What you will do: Return the entries verbatim and drop every picture.

Raw records:
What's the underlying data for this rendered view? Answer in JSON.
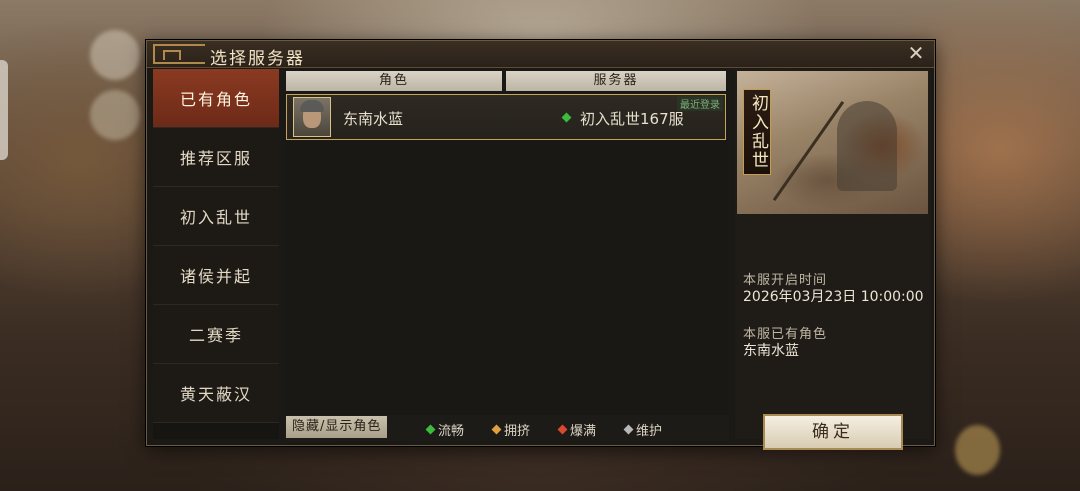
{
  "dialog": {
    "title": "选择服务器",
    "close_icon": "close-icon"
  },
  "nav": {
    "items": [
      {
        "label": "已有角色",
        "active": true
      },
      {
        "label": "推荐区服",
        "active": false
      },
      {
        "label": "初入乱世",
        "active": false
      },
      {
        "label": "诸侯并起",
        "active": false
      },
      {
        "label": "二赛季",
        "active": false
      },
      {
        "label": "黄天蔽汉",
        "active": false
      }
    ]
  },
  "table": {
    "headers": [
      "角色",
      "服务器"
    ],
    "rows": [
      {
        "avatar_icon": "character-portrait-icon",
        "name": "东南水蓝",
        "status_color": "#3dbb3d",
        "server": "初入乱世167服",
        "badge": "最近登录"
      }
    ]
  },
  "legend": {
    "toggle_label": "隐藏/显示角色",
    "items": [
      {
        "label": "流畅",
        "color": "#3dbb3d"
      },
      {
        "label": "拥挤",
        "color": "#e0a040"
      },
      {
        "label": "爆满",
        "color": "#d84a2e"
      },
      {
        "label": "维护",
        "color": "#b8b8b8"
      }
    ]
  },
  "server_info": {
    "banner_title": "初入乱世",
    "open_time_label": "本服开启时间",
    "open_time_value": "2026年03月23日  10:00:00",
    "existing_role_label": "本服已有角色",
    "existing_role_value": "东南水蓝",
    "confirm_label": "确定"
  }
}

Full solution:
What's the underlying data for this rendered view? Answer in JSON.
{
  "dialog": {
    "title": "选择服务器",
    "close_icon": "close-icon"
  },
  "nav": {
    "items": [
      {
        "label": "已有角色",
        "active": true
      },
      {
        "label": "推荐区服",
        "active": false
      },
      {
        "label": "初入乱世",
        "active": false
      },
      {
        "label": "诸侯并起",
        "active": false
      },
      {
        "label": "二赛季",
        "active": false
      },
      {
        "label": "黄天蔽汉",
        "active": false
      }
    ]
  },
  "table": {
    "headers": [
      "角色",
      "服务器"
    ],
    "rows": [
      {
        "avatar_icon": "character-portrait-icon",
        "name": "东南水蓝",
        "status_color": "#3dbb3d",
        "server": "初入乱世167服",
        "badge": "最近登录"
      }
    ]
  },
  "legend": {
    "toggle_label": "隐藏/显示角色",
    "items": [
      {
        "label": "流畅",
        "color": "#3dbb3d"
      },
      {
        "label": "拥挤",
        "color": "#e0a040"
      },
      {
        "label": "爆满",
        "color": "#d84a2e"
      },
      {
        "label": "维护",
        "color": "#b8b8b8"
      }
    ]
  },
  "server_info": {
    "banner_title": "初入乱世",
    "open_time_label": "本服开启时间",
    "open_time_value": "2026年03月23日  10:00:00",
    "existing_role_label": "本服已有角色",
    "existing_role_value": "东南水蓝",
    "confirm_label": "确定"
  }
}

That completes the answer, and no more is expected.